=== PAGE TEXT ===
┏━━

The past impact of climate change on the yield of major crops

Tuesday, 16 December 2014: 8:15 AM
Gen Sakurai1, Toshichika Iizumi1, Motoki Nishimori1, Masashi Okada1 and Masayuki Yokozawa2, (1)NIAES, Tsukuba, Japan, (2)Shizuoka University, Shizuoka, Japan
Understanding the relationship between climate change and crop production is of paramount importance for food security. Previous statistical analyses of historical data have revealed the important impact of temperature increases on past crop yields. However, the direct effect of the [CO2] increase, known as CO2 fertilization effect, is difficult to estimate by simple statistical analysis because the average atmospheric [CO2] does not vary widely over space and time. Moreover, it is also difficult to estimate each climatic effect on crop yields with completely removing correlation among climatic factors. Although non-statistical approaches using process-based crop models may overcome these problems, the results of simple simulation studies may be misleading because of the uncertainty of the model parameters.

┗━━

=== DATASET RECORDS ===
┏━━

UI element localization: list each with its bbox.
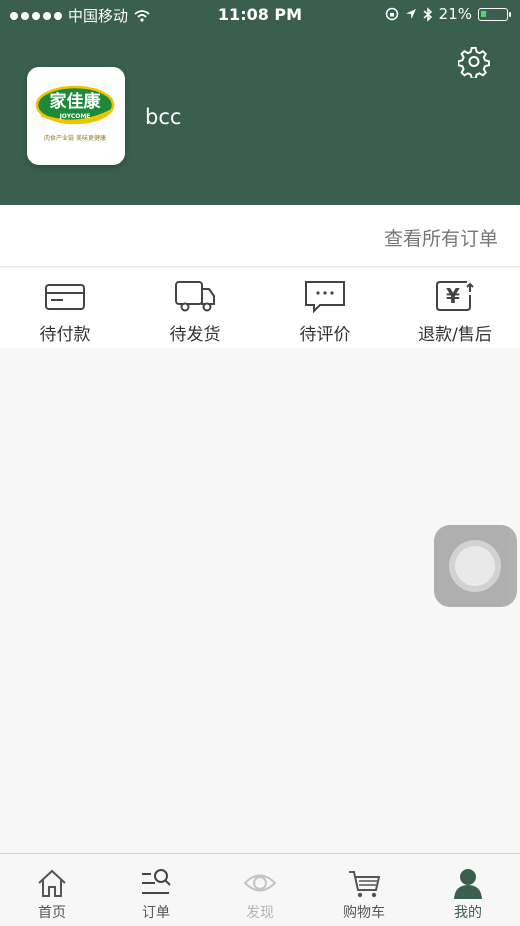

┗━━
┏━━

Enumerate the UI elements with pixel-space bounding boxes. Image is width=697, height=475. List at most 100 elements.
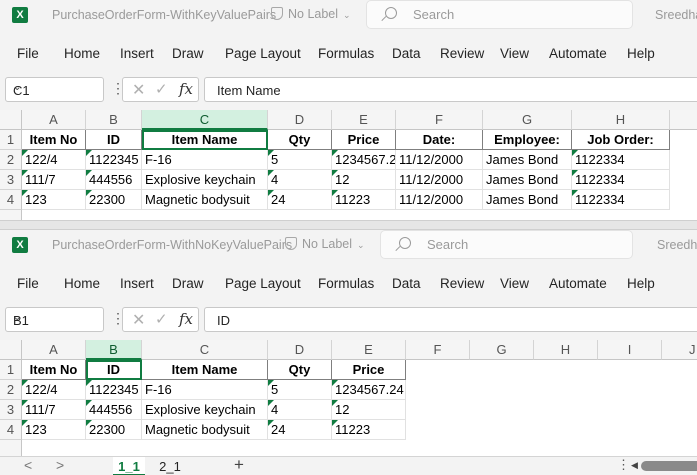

┗━━

=== PROMPT ===
According to the abstract above about climate change and crop yields, why is the CO2 fertilization effect hard to estimate with simple statistical analysis?

=== ANSWER FOR THE TASK ===
The average atmospheric [CO2] does not vary widely over space and time.